Saved entries
++++++++++
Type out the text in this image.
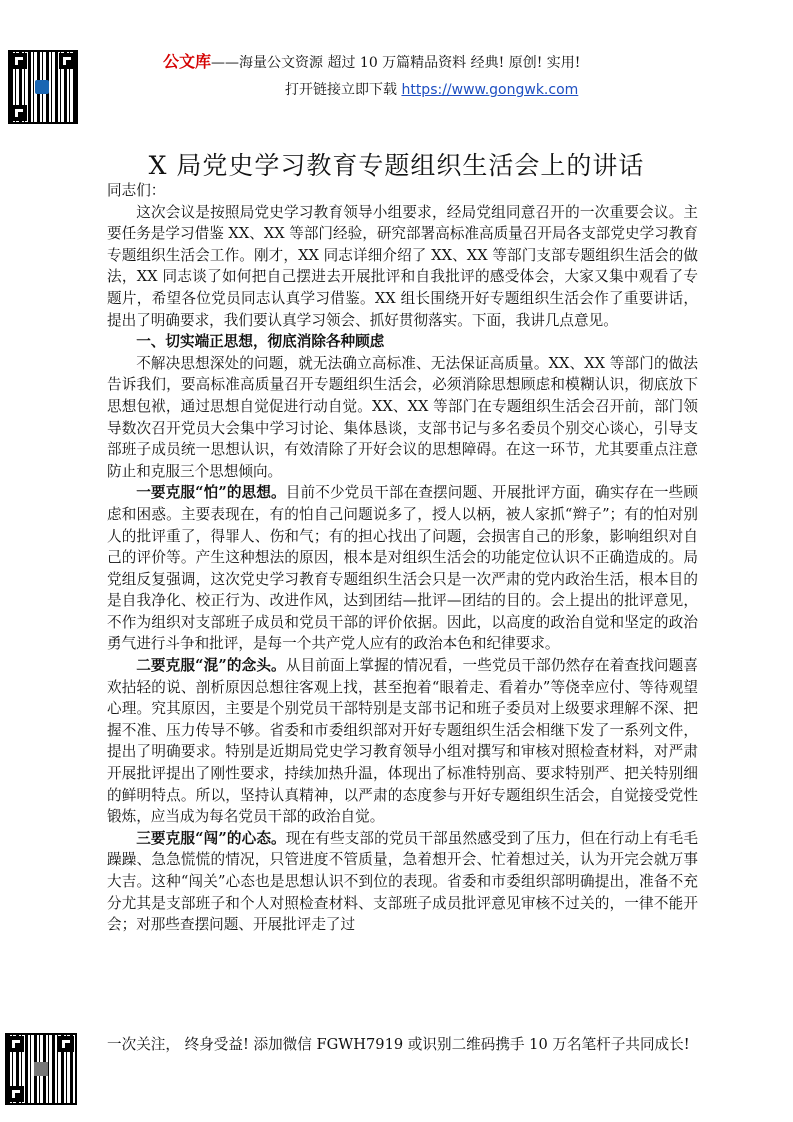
公文库——海量公文资源 超过 10 万篇精品资料 经典! 原创! 实用!
打开链接立即下载 https://www.gongwk.com
X 局党史学习教育专题组织生活会上的讲话

同志们：

这次会议是按照局党史学习教育领导小组要求，经局党组同意召开的一次重要会议。主要任务是学习借鉴 XX、XX 等部门经验，研究部署高标准高质量召开局各支部党史学习教育专题组织生活会工作。刚才，XX 同志详细介绍了 XX、XX 等部门支部专题组织生活会的做法，XX 同志谈了如何把自己摆进去开展批评和自我批评的感受体会，大家又集中观看了专题片，希望各位党员同志认真学习借鉴。XX 组长围绕开好专题组织生活会作了重要讲话，提出了明确要求，我们要认真学习领会、抓好贯彻落实。下面，我讲几点意见。

一、切实端正思想，彻底消除各种顾虑

不解决思想深处的问题，就无法确立高标准、无法保证高质量。XX、XX 等部门的做法告诉我们，要高标准高质量召开专题组织生活会，必须消除思想顾虑和模糊认识，彻底放下思想包袱，通过思想自觉促进行动自觉。XX、XX 等部门在专题组织生活会召开前，部门领导数次召开党员大会集中学习讨论、集体恳谈，支部书记与多名委员个别交心谈心，引导支部班子成员统一思想认识，有效清除了开好会议的思想障碍。在这一环节，尤其要重点注意防止和克服三个思想倾向。

一要克服“怕”的思想。目前不少党员干部在查摆问题、开展批评方面，确实存在一些顾虑和困惑。主要表现在，有的怕自己问题说多了，授人以柄，被人家抓“辫子”；有的怕对别人的批评重了，得罪人、伤和气；有的担心找出了问题，会损害自己的形象，影响组织对自己的评价等。产生这种想法的原因，根本是对组织生活会的功能定位认识不正确造成的。局党组反复强调，这次党史学习教育专题组织生活会只是一次严肃的党内政治生活，根本目的是自我净化、校正行为、改进作风，达到团结—批评—团结的目的。会上提出的批评意见，不作为组织对支部班子成员和党员干部的评价依据。因此，以高度的政治自觉和坚定的政治勇气进行斗争和批评，是每一个共产党人应有的政治本色和纪律要求。

二要克服“混”的念头。从目前面上掌握的情况看，一些党员干部仍然存在着查找问题喜欢拈轻的说、剖析原因总想往客观上找，甚至抱着“眼着走、看着办”等侥幸应付、等待观望心理。究其原因，主要是个别党员干部特别是支部书记和班子委员对上级要求理解不深、把握不准、压力传导不够。省委和市委组织部对开好专题组织生活会相继下发了一系列文件，提出了明确要求。特别是近期局党史学习教育领导小组对撰写和审核对照检查材料，对严肃开展批评提出了刚性要求，持续加热升温，体现出了标准特别高、要求特别严、把关特别细的鲜明特点。所以，坚持认真精神，以严肃的态度参与开好专题组织生活会，自觉接受党性锻炼，应当成为每名党员干部的政治自觉。

三要克服“闯”的心态。现在有些支部的党员干部虽然感受到了压力，但在行动上有毛毛躁躁、急急慌慌的情况，只管进度不管质量，急着想开会、忙着想过关，认为开完会就万事大吉。这种“闯关”心态也是思想认识不到位的表现。省委和市委组织部明确提出，准备不充分尤其是支部班子和个人对照检查材料、支部班子成员批评意见审核不过关的，一律不能开会；对那些查摆问题、开展批评走了过

一次关注， 终身受益! 添加微信 FGWH7919 或识别二维码携手 10 万名笔杆子共同成长!
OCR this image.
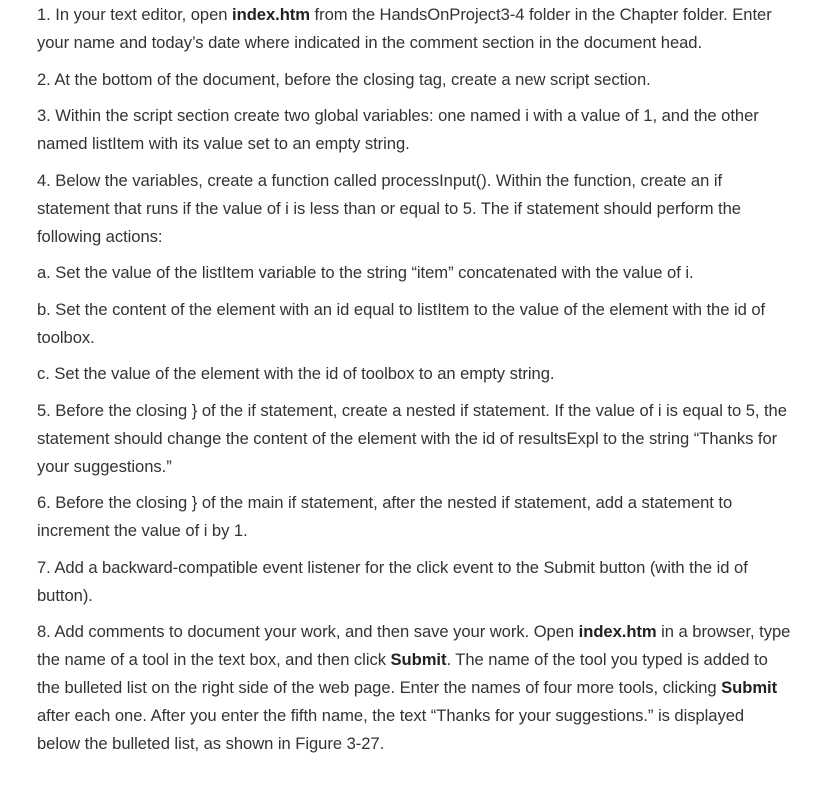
1. In your text editor, open index.htm from the HandsOnProject3-4 folder in the Chapter folder. Enter your name and today’s date where indicated in the comment section in the document head.

2. At the bottom of the document, before the closing tag, create a new script section.

3. Within the script section create two global variables: one named i with a value of 1, and the other named listItem with its value set to an empty string.

4. Below the variables, create a function called processInput(). Within the function, create an if statement that runs if the value of i is less than or equal to 5. The if statement should perform the following actions:

a. Set the value of the listItem variable to the string “item” concatenated with the value of i.

b. Set the content of the element with an id equal to listItem to the value of the element with the id of toolbox.

c. Set the value of the element with the id of toolbox to an empty string.

5. Before the closing } of the if statement, create a nested if statement. If the value of i is equal to 5, the statement should change the content of the element with the id of resultsExpl to the string “Thanks for your suggestions.”

6. Before the closing } of the main if statement, after the nested if statement, add a statement to increment the value of i by 1.

7. Add a backward-compatible event listener for the click event to the Submit button (with the id of button).

8. Add comments to document your work, and then save your work. Open index.htm in a browser, type the name of a tool in the text box, and then click Submit. The name of the tool you typed is added to the bulleted list on the right side of the web page. Enter the names of four more tools, clicking Submit after each one. After you enter the fifth name, the text “Thanks for your suggestions.” is displayed below the bulleted list, as shown in Figure 3-27.
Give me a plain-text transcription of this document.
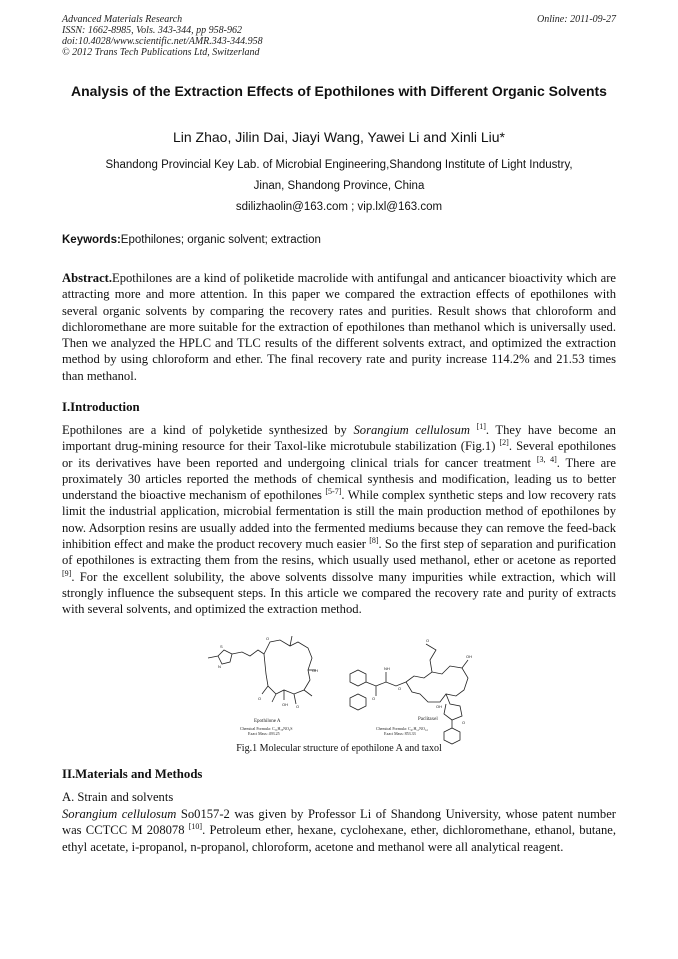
Advanced Materials Research
ISSN: 1662-8985, Vols. 343-344, pp 958-962
doi:10.4028/www.scientific.net/AMR.343-344.958
© 2012 Trans Tech Publications Ltd, Switzerland
Online: 2011-09-27
Analysis of the Extraction Effects of Epothilones with Different Organic Solvents
Lin Zhao, Jilin Dai, Jiayi Wang, Yawei Li and Xinli Liu*
Shandong Provincial Key Lab. of Microbial Engineering,Shandong Institute of Light Industry,
Jinan, Shandong Province, China
sdilizhaolin@163.com ; vip.lxl@163.com
Keywords:Epothilones; organic solvent; extraction
Abstract.Epothilones are a kind of poliketide macrolide with antifungal and anticancer bioactivity which are attracting more and more attention. In this paper we compared the extraction effects of epothilones with several organic solvents by comparing the recovery rates and purities. Result shows that chloroform and dichloromethane are more suitable for the extraction of epothilones than methanol which is universally used. Then we analyzed the HPLC and TLC results of the different solvents extract, and optimized the extraction method by using chloroform and ether. The final recovery rate and purity increase 114.2% and 21.53 times than methanol.
I.Introduction
Epothilones are a kind of polyketide synthesized by Sorangium cellulosum [1]. They have become an important drug-mining resource for their Taxol-like microtubule stabilization (Fig.1) [2]. Several epothilones or its derivatives have been reported and undergoing clinical trials for cancer treatment [3, 4]. There are proximately 30 articles reported the methods of chemical synthesis and modification, leading us to better understand the bioactive mechanism of epothilones [5-7]. While complex synthetic steps and low recovery rats limit the industrial application, microbial fermentation is still the main production method of epothilones by now. Adsorption resins are usually added into the fermented mediums because they can remove the feed-back inhibition effect and make the product recovery much easier [8]. So the first step of separation and purification of epothilones is extracting them from the resins, which usually used methanol, ether or acetone as reported [9]. For the excellent solubility, the above solvents dissolve many impurities while extraction, which will strongly influence the subsequent steps. In this article we compared the recovery rate and purity of extracts with several solvents, and optimized the extraction method.
S
N
O
O
OH
OH
O
O
NH
O
O
OH
OH
O
Epothilone A
Chemical Formula: C₂₆H₃₉NO₆S
Exact Mass: 493.25
Paclitaxel
Chemical Formula: C₄₇H₅₁NO₁₄
Exact Mass: 853.33
Fig.1 Molecular structure of epothilone A and taxol
II.Materials and Methods
A. Strain and solvents
Sorangium cellulosum So0157-2 was given by Professor Li of Shandong University, whose patent number was CCTCC M 208078 [10]. Petroleum ether, hexane, cyclohexane, ether, dichloromethane, ethanol, butane, ethyl acetate, i-propanol, n-propanol, chloroform, acetone and methanol were all analytical reagent.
++++++++++
» WHAT THE EXERCISE ASKS:
Every record above should be written out again without change, except that the pictures are left out.

» EXERCISE RESPONSE:
Type out the text in this image.
公文库——海量公文资源 超过 10 万篇精品资料 经典! 原创! 实用!
打开链接立即下载 https://www.gongwk.com
X 局党史学习教育专题组织生活会上的讲话

同志们：

这次会议是按照局党史学习教育领导小组要求，经局党组同意召开的一次重要会议。主要任务是学习借鉴 XX、XX 等部门经验，研究部署高标准高质量召开局各支部党史学习教育专题组织生活会工作。刚才，XX 同志详细介绍了 XX、XX 等部门支部专题组织生活会的做法，XX 同志谈了如何把自己摆进去开展批评和自我批评的感受体会，大家又集中观看了专题片，希望各位党员同志认真学习借鉴。XX 组长围绕开好专题组织生活会作了重要讲话，提出了明确要求，我们要认真学习领会、抓好贯彻落实。下面，我讲几点意见。

一、切实端正思想，彻底消除各种顾虑

不解决思想深处的问题，就无法确立高标准、无法保证高质量。XX、XX 等部门的做法告诉我们，要高标准高质量召开专题组织生活会，必须消除思想顾虑和模糊认识，彻底放下思想包袱，通过思想自觉促进行动自觉。XX、XX 等部门在专题组织生活会召开前，部门领导数次召开党员大会集中学习讨论、集体恳谈，支部书记与多名委员个别交心谈心，引导支部班子成员统一思想认识，有效清除了开好会议的思想障碍。在这一环节，尤其要重点注意防止和克服三个思想倾向。

一要克服“怕”的思想。目前不少党员干部在查摆问题、开展批评方面，确实存在一些顾虑和困惑。主要表现在，有的怕自己问题说多了，授人以柄，被人家抓“辫子”；有的怕对别人的批评重了，得罪人、伤和气；有的担心找出了问题，会损害自己的形象，影响组织对自己的评价等。产生这种想法的原因，根本是对组织生活会的功能定位认识不正确造成的。局党组反复强调，这次党史学习教育专题组织生活会只是一次严肃的党内政治生活，根本目的是自我净化、校正行为、改进作风，达到团结—批评—团结的目的。会上提出的批评意见，不作为组织对支部班子成员和党员干部的评价依据。因此，以高度的政治自觉和坚定的政治勇气进行斗争和批评，是每一个共产党人应有的政治本色和纪律要求。

二要克服“混”的念头。从目前面上掌握的情况看，一些党员干部仍然存在着查找问题喜欢拈轻的说、剖析原因总想往客观上找，甚至抱着“眼着走、看着办”等侥幸应付、等待观望心理。究其原因，主要是个别党员干部特别是支部书记和班子委员对上级要求理解不深、把握不准、压力传导不够。省委和市委组织部对开好专题组织生活会相继下发了一系列文件，提出了明确要求。特别是近期局党史学习教育领导小组对撰写和审核对照检查材料，对严肃开展批评提出了刚性要求，持续加热升温，体现出了标准特别高、要求特别严、把关特别细的鲜明特点。所以，坚持认真精神，以严肃的态度参与开好专题组织生活会，自觉接受党性锻炼，应当成为每名党员干部的政治自觉。

三要克服“闯”的心态。现在有些支部的党员干部虽然感受到了压力，但在行动上有毛毛躁躁、急急慌慌的情况，只管进度不管质量，急着想开会、忙着想过关，认为开完会就万事大吉。这种“闯关”心态也是思想认识不到位的表现。省委和市委组织部明确提出，准备不充分尤其是支部班子和个人对照检查材料、支部班子成员批评意见审核不过关的，一律不能开会；对那些查摆问题、开展批评走了过

一次关注， 终身受益! 添加微信 FGWH7919 或识别二维码携手 10 万名笔杆子共同成长!
OCR this image.
1. In your text editor, open index.htm from the HandsOnProject3-4 folder in the Chapter folder. Enter your name and today’s date where indicated in the comment section in the document head.

2. At the bottom of the document, before the closing tag, create a new script section.

3. Within the script section create two global variables: one named i with a value of 1, and the other named listItem with its value set to an empty string.

4. Below the variables, create a function called processInput(). Within the function, create an if statement that runs if the value of i is less than or equal to 5. The if statement should perform the following actions:

a. Set the value of the listItem variable to the string “item” concatenated with the value of i.

b. Set the content of the element with an id equal to listItem to the value of the element with the id of toolbox.

c. Set the value of the element with the id of toolbox to an empty string.

5. Before the closing } of the if statement, create a nested if statement. If the value of i is equal to 5, the statement should change the content of the element with the id of resultsExpl to the string “Thanks for your suggestions.”

6. Before the closing } of the main if statement, after the nested if statement, add a statement to increment the value of i by 1.

7. Add a backward-compatible event listener for the click event to the Submit button (with the id of button).

8. Add comments to document your work, and then save your work. Open index.htm in a browser, type the name of a tool in the text box, and then click Submit. The name of the tool you typed is added to the bulleted list on the right side of the web page. Enter the names of four more tools, clicking Submit after each one. After you enter the fifth name, the text “Thanks for your suggestions.” is displayed below the bulleted list, as shown in Figure 3-27.
Give me a plain-text transcription of this document.
Advanced Materials Research
ISSN: 1662-8985, Vols. 343-344, pp 958-962
doi:10.4028/www.scientific.net/AMR.343-344.958
© 2012 Trans Tech Publications Ltd, Switzerland
Online: 2011-09-27
Analysis of the Extraction Effects of Epothilones with Different Organic Solvents
Lin Zhao, Jilin Dai, Jiayi Wang, Yawei Li and Xinli Liu*
Shandong Provincial Key Lab. of Microbial Engineering,Shandong Institute of Light Industry,
Jinan, Shandong Province, China
sdilizhaolin@163.com ; vip.lxl@163.com
Keywords:Epothilones; organic solvent; extraction
Abstract.Epothilones are a kind of poliketide macrolide with antifungal and anticancer bioactivity which are attracting more and more attention. In this paper we compared the extraction effects of epothilones with several organic solvents by comparing the recovery rates and purities. Result shows that chloroform and dichloromethane are more suitable for the extraction of epothilones than methanol which is universally used. Then we analyzed the HPLC and TLC results of the different solvents extract, and optimized the extraction method by using chloroform and ether. The final recovery rate and purity increase 114.2% and 21.53 times than methanol.
I.Introduction
Epothilones are a kind of polyketide synthesized by Sorangium cellulosum [1]. They have become an important drug-mining resource for their Taxol-like microtubule stabilization (Fig.1) [2]. Several epothilones or its derivatives have been reported and undergoing clinical trials for cancer treatment [3, 4]. There are proximately 30 articles reported the methods of chemical synthesis and modification, leading us to better understand the bioactive mechanism of epothilones [5-7]. While complex synthetic steps and low recovery rats limit the industrial application, microbial fermentation is still the main production method of epothilones by now. Adsorption resins are usually added into the fermented mediums because they can remove the feed-back inhibition effect and make the product recovery much easier [8]. So the first step of separation and purification of epothilones is extracting them from the resins, which usually used methanol, ether or acetone as reported [9]. For the excellent solubility, the above solvents dissolve many impurities while extraction, which will strongly influence the subsequent steps. In this article we compared the recovery rate and purity of extracts with several solvents, and optimized the extraction method.
S
N
O
O
OH
OH
O
O
NH
O
O
OH
OH
O
Epothilone A
Chemical Formula: C₂₆H₃₉NO₆S
Exact Mass: 493.25
Paclitaxel
Chemical Formula: C₄₇H₅₁NO₁₄
Exact Mass: 853.33
Fig.1 Molecular structure of epothilone A and taxol
II.Materials and Methods
A. Strain and solvents
Sorangium cellulosum So0157-2 was given by Professor Li of Shandong University, whose patent number was CCTCC M 208078 [10]. Petroleum ether, hexane, cyclohexane, ether, dichloromethane, ethanol, butane, ethyl acetate, i-propanol, n-propanol, chloroform, acetone and methanol were all analytical reagent.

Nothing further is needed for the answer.